# Extracted data
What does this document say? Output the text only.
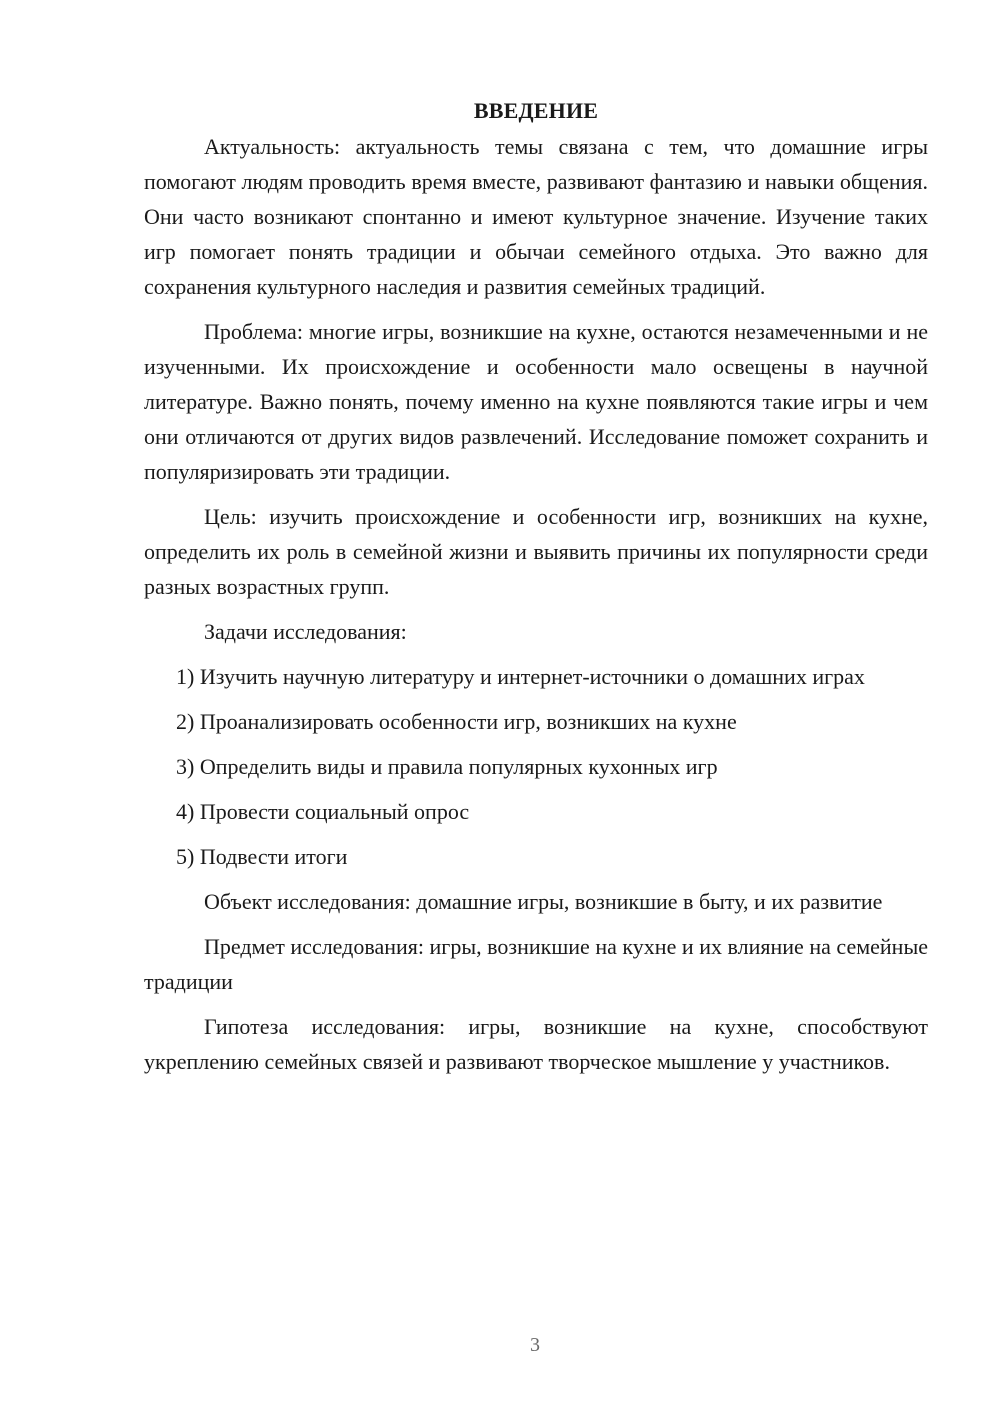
ВВЕДЕНИЕ

Актуальность: актуальность темы связана с тем, что домашние игры помогают людям проводить время вместе, развивают фантазию и навыки общения. Они часто возникают спонтанно и имеют культурное значение. Изучение таких игр помогает понять традиции и обычаи семейного отдыха. Это важно для сохранения культурного наследия и развития семейных традиций.

Проблема: многие игры, возникшие на кухне, остаются незамеченными и не изученными. Их происхождение и особенности мало освещены в научной литературе. Важно понять, почему именно на кухне появляются такие игры и чем они отличаются от других видов развлечений. Исследование поможет сохранить и популяризировать эти традиции.

Цель: изучить происхождение и особенности игр, возникших на кухне, определить их роль в семейной жизни и выявить причины их популярности среди разных возрастных групп.

Задачи исследования:

1) Изучить научную литературу и интернет-источники о домашних играх

2) Проанализировать особенности игр, возникших на кухне

3) Определить виды и правила популярных кухонных игр

4) Провести социальный опрос

5) Подвести итоги

Объект исследования: домашние игры, возникшие в быту, и их развитие

Предмет исследования: игры, возникшие на кухне и их влияние на семейные традиции

Гипотеза исследования: игры, возникшие на кухне, способствуют укреплению семейных связей и развивают творческое мышление у участников.

3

# Request
Transcribe the material as is, with images omitted.

# Correct answer
What does this document say? Output the text only.
ВВЕДЕНИЕ

Актуальность: актуальность темы связана с тем, что домашние игры помогают людям проводить время вместе, развивают фантазию и навыки общения. Они часто возникают спонтанно и имеют культурное значение. Изучение таких игр помогает понять традиции и обычаи семейного отдыха. Это важно для сохранения культурного наследия и развития семейных традиций.

Проблема: многие игры, возникшие на кухне, остаются незамеченными и не изученными. Их происхождение и особенности мало освещены в научной литературе. Важно понять, почему именно на кухне появляются такие игры и чем они отличаются от других видов развлечений. Исследование поможет сохранить и популяризировать эти традиции.

Цель: изучить происхождение и особенности игр, возникших на кухне, определить их роль в семейной жизни и выявить причины их популярности среди разных возрастных групп.

Задачи исследования:

1) Изучить научную литературу и интернет-источники о домашних играх

2) Проанализировать особенности игр, возникших на кухне

3) Определить виды и правила популярных кухонных игр

4) Провести социальный опрос

5) Подвести итоги

Объект исследования: домашние игры, возникшие в быту, и их развитие

Предмет исследования: игры, возникшие на кухне и их влияние на семейные традиции

Гипотеза исследования: игры, возникшие на кухне, способствуют укреплению семейных связей и развивают творческое мышление у участников.

3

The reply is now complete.